Stored data entries:
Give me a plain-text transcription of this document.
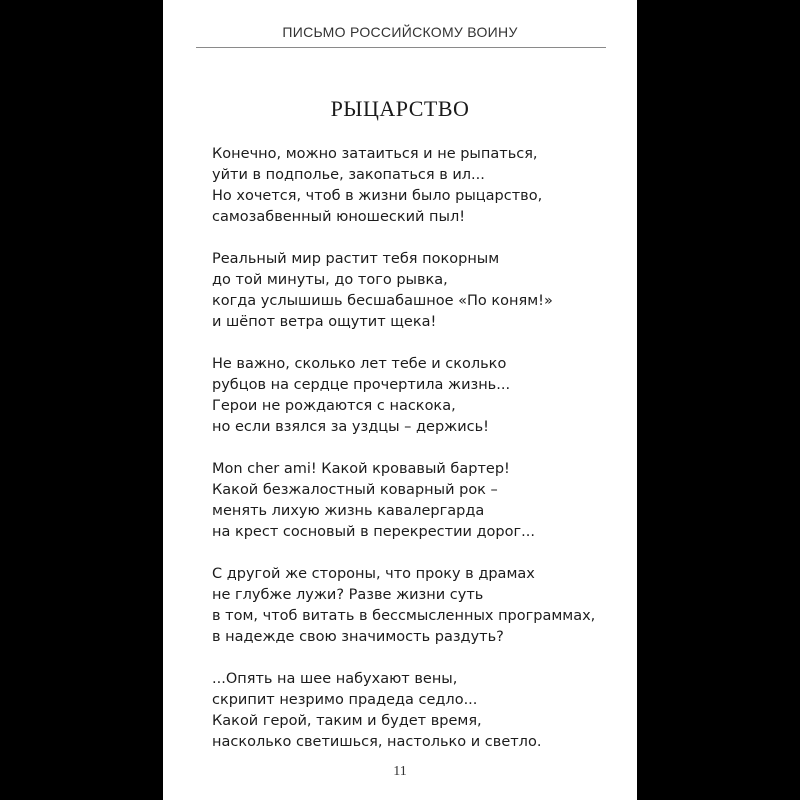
ПИСЬМО РОССИЙСКОМУ ВОИНУ
РЫЦАРСТВО
Конечно, можно затаиться и не рыпаться,
уйти в подполье, закопаться в ил...
Но хочется, чтоб в жизни было рыцарство,
самозабвенный юношеский пыл!
Реальный мир растит тебя покорным
до той минуты, до того рывка,
когда услышишь бесшабашное «По коням!»
и шёпот ветра ощутит щека!
Не важно, сколько лет тебе и сколько
рубцов на сердце прочертила жизнь...
Герои не рождаются с наскока,
но если взялся за уздцы – держись!
Mon cher ami! Какой кровавый бартер!
Какой безжалостный коварный рок –
менять лихую жизнь кавалергарда
на крест сосновый в перекрестии дорог...
С другой же стороны, что проку в драмах
не глубже лужи? Разве жизни суть
в том, чтоб витать в бессмысленных программах,
в надежде свою значимость раздуть?
...Опять на шее набухают вены,
скрипит незримо прадеда седло...
Какой герой, таким и будет время,
насколько светишься, настолько и светло.
11
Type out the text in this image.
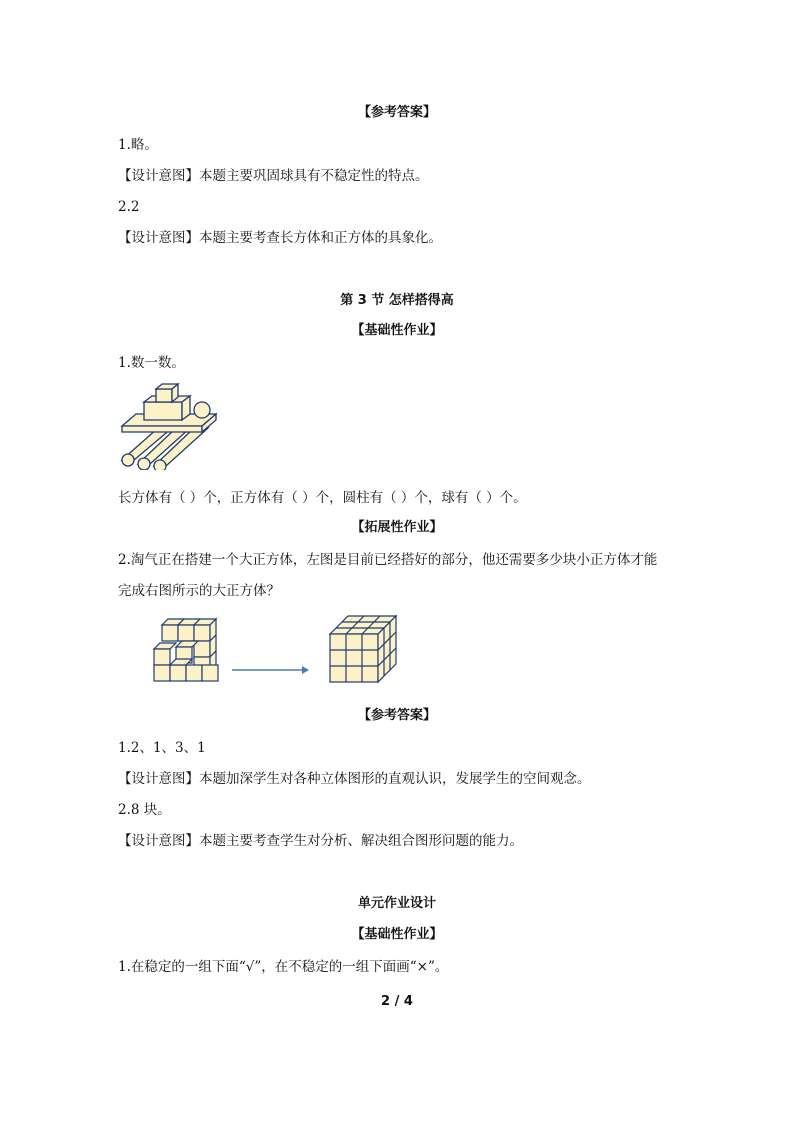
【参考答案】
1.略。
【设计意图】本题主要巩固球具有不稳定性的特点。
2.2
【设计意图】本题主要考查长方体和正方体的具象化。
第 3 节 怎样搭得高
【基础性作业】
1.数一数。
长方体有（ ）个，正方体有（ ）个，圆柱有（ ）个，球有（ ）个。
【拓展性作业】
2.淘气正在搭建一个大正方体，左图是目前已经搭好的部分，他还需要多少块小正方体才能
完成右图所示的大正方体？
【参考答案】
1.2、1、3、1
【设计意图】本题加深学生对各种立体图形的直观认识，发展学生的空间观念。
2.8 块。
【设计意图】本题主要考查学生对分析、解决组合图形问题的能力。
单元作业设计
【基础性作业】
1.在稳定的一组下面“√”，在不稳定的一组下面画“×”。
2 / 4
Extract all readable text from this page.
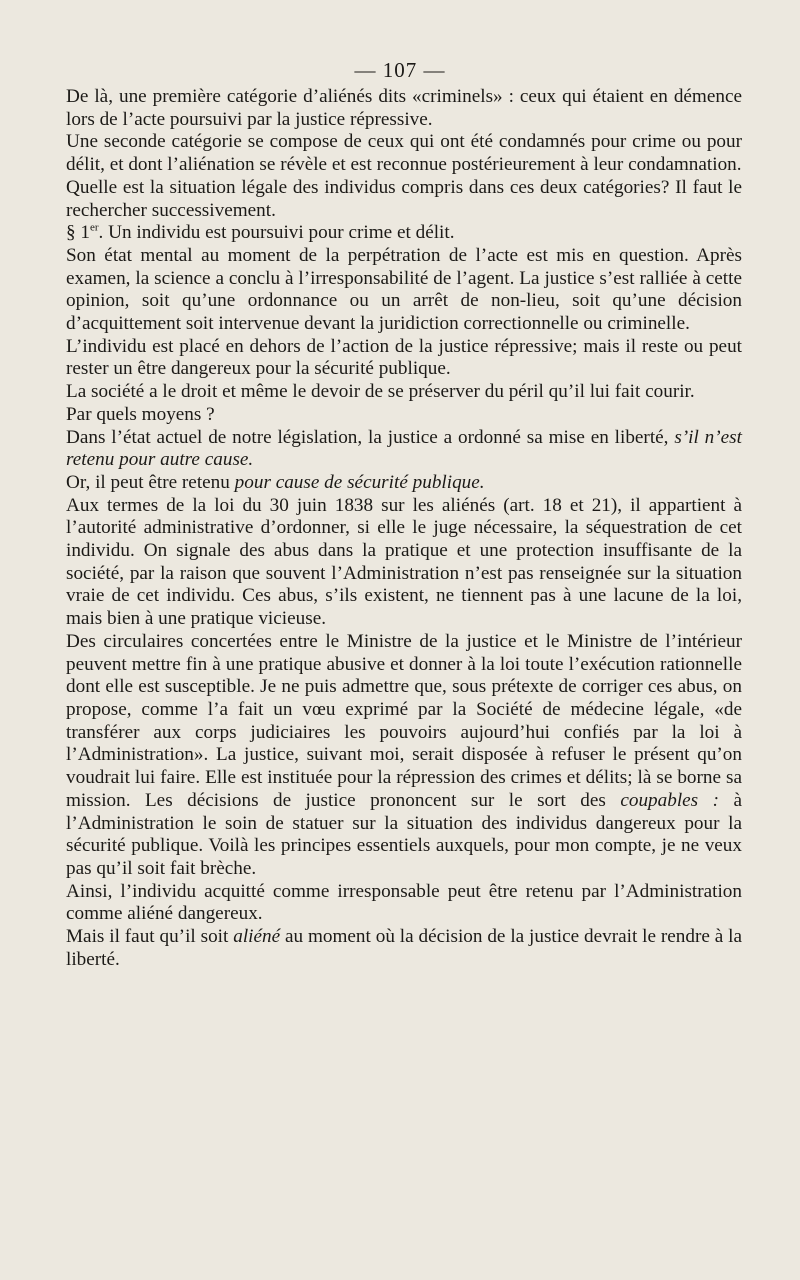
— 107 —

De là, une première catégorie d’aliénés dits «criminels» : ceux qui étaient en démence lors de l’acte poursuivi par la justice répressive.

Une seconde catégorie se compose de ceux qui ont été condamnés pour crime ou pour délit, et dont l’aliénation se révèle et est reconnue postérieurement à leur condamnation.

Quelle est la situation légale des individus compris dans ces deux catégories? Il faut le rechercher successivement.

§ 1er. Un individu est poursuivi pour crime et délit.

Son état mental au moment de la perpétration de l’acte est mis en question. Après examen, la science a conclu à l’irresponsabilité de l’agent. La justice s’est ralliée à cette opinion, soit qu’une ordonnance ou un arrêt de non-lieu, soit qu’une décision d’acquittement soit intervenue devant la juridiction correctionnelle ou criminelle.

L’individu est placé en dehors de l’action de la justice répressive; mais il reste ou peut rester un être dangereux pour la sécurité publique.

La société a le droit et même le devoir de se préserver du péril qu’il lui fait courir.

Par quels moyens ?

Dans l’état actuel de notre législation, la justice a ordonné sa mise en liberté, s’il n’est retenu pour autre cause.

Or, il peut être retenu pour cause de sécurité publique.

Aux termes de la loi du 30 juin 1838 sur les aliénés (art. 18 et 21), il appartient à l’autorité administrative d’ordonner, si elle le juge nécessaire, la séquestration de cet individu. On signale des abus dans la pratique et une protection insuffisante de la société, par la raison que souvent l’Administration n’est pas renseignée sur la situation vraie de cet individu. Ces abus, s’ils existent, ne tiennent pas à une lacune de la loi, mais bien à une pratique vicieuse.

Des circulaires concertées entre le Ministre de la justice et le Ministre de l’intérieur peuvent mettre fin à une pratique abusive et donner à la loi toute l’exécution rationnelle dont elle est susceptible. Je ne puis admettre que, sous prétexte de corriger ces abus, on propose, comme l’a fait un vœu exprimé par la Société de médecine légale, «de transférer aux corps judiciaires les pouvoirs aujourd’hui confiés par la loi à l’Administration». La justice, suivant moi, serait disposée à refuser le présent qu’on voudrait lui faire. Elle est instituée pour la répression des crimes et délits; là se borne sa mission. Les décisions de justice prononcent sur le sort des coupables : à l’Administration le soin de statuer sur la situation des individus dangereux pour la sécurité publique. Voilà les principes essentiels auxquels, pour mon compte, je ne veux pas qu’il soit fait brèche.

Ainsi, l’individu acquitté comme irresponsable peut être retenu par l’Administration comme aliéné dangereux.

Mais il faut qu’il soit aliéné au moment où la décision de la justice devrait le rendre à la liberté.
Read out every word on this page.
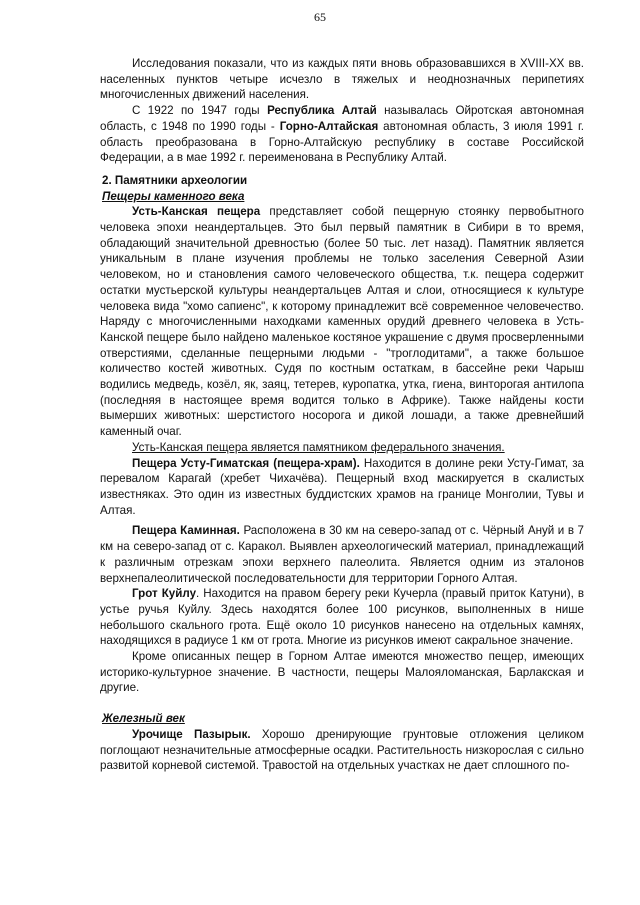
65

Исследования показали, что из каждых пяти вновь образовавшихся в XVIII-XX вв. населенных пунктов четыре исчезло в тяжелых и неоднозначных перипетиях многочисленных движений населения.

С 1922 по 1947 годы Республика Алтай называлась Ойротская автономная область, с 1948 по 1990 годы - Горно-Алтайская автономная область, 3 июля 1991 г. область преобразована в Горно-Алтайскую республику в составе Российской Федерации, а в мае 1992 г. переименована в Республику Алтай.

2. Памятники археологии
Пещеры каменного века

Усть-Канская пещера представляет собой пещерную стоянку первобытного человека эпохи неандертальцев. Это был первый памятник в Сибири в то время, обладающий значительной древностью (более 50 тыс. лет назад). Памятник является уникальным в плане изучения проблемы не только заселения Северной Азии человеком, но и становления самого человеческого общества, т.к. пещера содержит остатки мустьерской культуры неандертальцев Алтая и слои, относящиеся к культуре человека вида "хомо сапиенс", к которому принадлежит всё современное человечество. Наряду с многочисленными находками каменных орудий древнего человека в Усть-Канской пещере было найдено маленькое костяное украшение с двумя просверленными отверстиями, сделанные пещерными людьми - "троглодитами", а также большое количество костей животных. Судя по костным остаткам, в бассейне реки Чарыш водились медведь, козёл, як, заяц, тетерев, куропатка, утка, гиена, винторогая антилопа (последняя в настоящее время водится только в Африке). Также найдены кости вымерших животных: шерстистого носорога и дикой лошади, а также древнейший каменный очаг.

Усть-Канская пещера является памятником федерального значения.

Пещера Усту-Гиматская (пещера-храм). Находится в долине реки Усту-Гимат, за перевалом Карагай (хребет Чихачёва). Пещерный вход маскируется в скалистых известняках. Это один из известных буддистских храмов на границе Монголии, Тувы и Алтая.

Пещера Каминная. Расположена в 30 км на северо-запад от с. Чёрный Ануй и в 7 км на северо-запад от с. Каракол. Выявлен археологический материал, принадлежащий к различным отрезкам эпохи верхнего палеолита. Является одним из эталонов верхнепалеолитической последовательности для территории Горного Алтая.

Грот Куйлу. Находится на правом берегу реки Кучерла (правый приток Катуни), в устье ручья Куйлу. Здесь находятся более 100 рисунков, выполненных в нише небольшого скального грота. Ещё около 10 рисунков нанесено на отдельных камнях, находящихся в радиусе 1 км от грота. Многие из рисунков имеют сакральное значение.

Кроме описанных пещер в Горном Алтае имеются множество пещер, имеющих историко-культурное значение. В частности, пещеры Малояломанская, Барлакская и другие.

Железный век

Урочище Пазырык. Хорошо дренирующие грунтовые отложения целиком поглощают незначительные атмосферные осадки. Растительность низкорослая с сильно развитой корневой системой. Травостой на отдельных участках не дает сплошного по-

## REQUIREMENT
Return each line of the data, keeping its wording exact and omitting pictures.

## TASK OUTPUT
Give me a plain-text transcription of this document.
ПИСЬМО РОССИЙСКОМУ ВОИНУ
РЫЦАРСТВО
Конечно, можно затаиться и не рыпаться,
уйти в подполье, закопаться в ил...
Но хочется, чтоб в жизни было рыцарство,
самозабвенный юношеский пыл!
Реальный мир растит тебя покорным
до той минуты, до того рывка,
когда услышишь бесшабашное «По коням!»
и шёпот ветра ощутит щека!
Не важно, сколько лет тебе и сколько
рубцов на сердце прочертила жизнь...
Герои не рождаются с наскока,
но если взялся за уздцы – держись!
Mon cher ami! Какой кровавый бартер!
Какой безжалостный коварный рок –
менять лихую жизнь кавалергарда
на крест сосновый в перекрестии дорог...
С другой же стороны, что проку в драмах
не глубже лужи? Разве жизни суть
в том, чтоб витать в бессмысленных программах,
в надежде свою значимость раздуть?
...Опять на шее набухают вены,
скрипит незримо прадеда седло...
Какой герой, таким и будет время,
насколько светишься, настолько и светло.
11
Type out the text in this image.
【参考答案】
1.略。
【设计意图】本题主要巩固球具有不稳定性的特点。
2.2
【设计意图】本题主要考查长方体和正方体的具象化。
第 3 节 怎样搭得高
【基础性作业】
1.数一数。
长方体有（ ）个，正方体有（ ）个，圆柱有（ ）个，球有（ ）个。
【拓展性作业】
2.淘气正在搭建一个大正方体，左图是目前已经搭好的部分，他还需要多少块小正方体才能
完成右图所示的大正方体？
【参考答案】
1.2、1、3、1
【设计意图】本题加深学生对各种立体图形的直观认识，发展学生的空间观念。
2.8 块。
【设计意图】本题主要考查学生对分析、解决组合图形问题的能力。
单元作业设计
【基础性作业】
1.在稳定的一组下面“√”，在不稳定的一组下面画“×”。
2 / 4
Extract all readable text from this page.
— 107 —

De là, une première catégorie d’aliénés dits «criminels» : ceux qui étaient en démence lors de l’acte poursuivi par la justice répressive.

Une seconde catégorie se compose de ceux qui ont été condamnés pour crime ou pour délit, et dont l’aliénation se révèle et est reconnue postérieurement à leur condamnation.

Quelle est la situation légale des individus compris dans ces deux catégories? Il faut le rechercher successivement.

§ 1er. Un individu est poursuivi pour crime et délit.

Son état mental au moment de la perpétration de l’acte est mis en question. Après examen, la science a conclu à l’irresponsabilité de l’agent. La justice s’est ralliée à cette opinion, soit qu’une ordonnance ou un arrêt de non-lieu, soit qu’une décision d’acquittement soit intervenue devant la juridiction correctionnelle ou criminelle.

L’individu est placé en dehors de l’action de la justice répressive; mais il reste ou peut rester un être dangereux pour la sécurité publique.

La société a le droit et même le devoir de se préserver du péril qu’il lui fait courir.

Par quels moyens ?

Dans l’état actuel de notre législation, la justice a ordonné sa mise en liberté, s’il n’est retenu pour autre cause.

Or, il peut être retenu pour cause de sécurité publique.

Aux termes de la loi du 30 juin 1838 sur les aliénés (art. 18 et 21), il appartient à l’autorité administrative d’ordonner, si elle le juge nécessaire, la séquestration de cet individu. On signale des abus dans la pratique et une protection insuffisante de la société, par la raison que souvent l’Administration n’est pas renseignée sur la situation vraie de cet individu. Ces abus, s’ils existent, ne tiennent pas à une lacune de la loi, mais bien à une pratique vicieuse.

Des circulaires concertées entre le Ministre de la justice et le Ministre de l’intérieur peuvent mettre fin à une pratique abusive et donner à la loi toute l’exécution rationnelle dont elle est susceptible. Je ne puis admettre que, sous prétexte de corriger ces abus, on propose, comme l’a fait un vœu exprimé par la Société de médecine légale, «de transférer aux corps judiciaires les pouvoirs aujourd’hui confiés par la loi à l’Administration». La justice, suivant moi, serait disposée à refuser le présent qu’on voudrait lui faire. Elle est instituée pour la répression des crimes et délits; là se borne sa mission. Les décisions de justice prononcent sur le sort des coupables : à l’Administration le soin de statuer sur la situation des individus dangereux pour la sécurité publique. Voilà les principes essentiels auxquels, pour mon compte, je ne veux pas qu’il soit fait brèche.

Ainsi, l’individu acquitté comme irresponsable peut être retenu par l’Administration comme aliéné dangereux.

Mais il faut qu’il soit aliéné au moment où la décision de la justice devrait le rendre à la liberté.
Read out every word on this page.
65

Исследования показали, что из каждых пяти вновь образовавшихся в XVIII-XX вв. населенных пунктов четыре исчезло в тяжелых и неоднозначных перипетиях многочисленных движений населения.

С 1922 по 1947 годы Республика Алтай называлась Ойротская автономная область, с 1948 по 1990 годы - Горно-Алтайская автономная область, 3 июля 1991 г. область преобразована в Горно-Алтайскую республику в составе Российской Федерации, а в мае 1992 г. переименована в Республику Алтай.

2. Памятники археологии
Пещеры каменного века

Усть-Канская пещера представляет собой пещерную стоянку первобытного человека эпохи неандертальцев. Это был первый памятник в Сибири в то время, обладающий значительной древностью (более 50 тыс. лет назад). Памятник является уникальным в плане изучения проблемы не только заселения Северной Азии человеком, но и становления самого человеческого общества, т.к. пещера содержит остатки мустьерской культуры неандертальцев Алтая и слои, относящиеся к культуре человека вида "хомо сапиенс", к которому принадлежит всё современное человечество. Наряду с многочисленными находками каменных орудий древнего человека в Усть-Канской пещере было найдено маленькое костяное украшение с двумя просверленными отверстиями, сделанные пещерными людьми - "троглодитами", а также большое количество костей животных. Судя по костным остаткам, в бассейне реки Чарыш водились медведь, козёл, як, заяц, тетерев, куропатка, утка, гиена, винторогая антилопа (последняя в настоящее время водится только в Африке). Также найдены кости вымерших животных: шерстистого носорога и дикой лошади, а также древнейший каменный очаг.

Усть-Канская пещера является памятником федерального значения.

Пещера Усту-Гиматская (пещера-храм). Находится в долине реки Усту-Гимат, за перевалом Карагай (хребет Чихачёва). Пещерный вход маскируется в скалистых известняках. Это один из известных буддистских храмов на границе Монголии, Тувы и Алтая.

Пещера Каминная. Расположена в 30 км на северо-запад от с. Чёрный Ануй и в 7 км на северо-запад от с. Каракол. Выявлен археологический материал, принадлежащий к различным отрезкам эпохи верхнего палеолита. Является одним из эталонов верхнепалеолитической последовательности для территории Горного Алтая.

Грот Куйлу. Находится на правом берегу реки Кучерла (правый приток Катуни), в устье ручья Куйлу. Здесь находятся более 100 рисунков, выполненных в нише небольшого скального грота. Ещё около 10 рисунков нанесено на отдельных камнях, находящихся в радиусе 1 км от грота. Многие из рисунков имеют сакральное значение.

Кроме описанных пещер в Горном Алтае имеются множество пещер, имеющих историко-культурное значение. В частности, пещеры Малояломанская, Барлакская и другие.

Железный век

Урочище Пазырык. Хорошо дренирующие грунтовые отложения целиком поглощают незначительные атмосферные осадки. Растительность низкорослая с сильно развитой корневой системой. Травостой на отдельных участках не дает сплошного по-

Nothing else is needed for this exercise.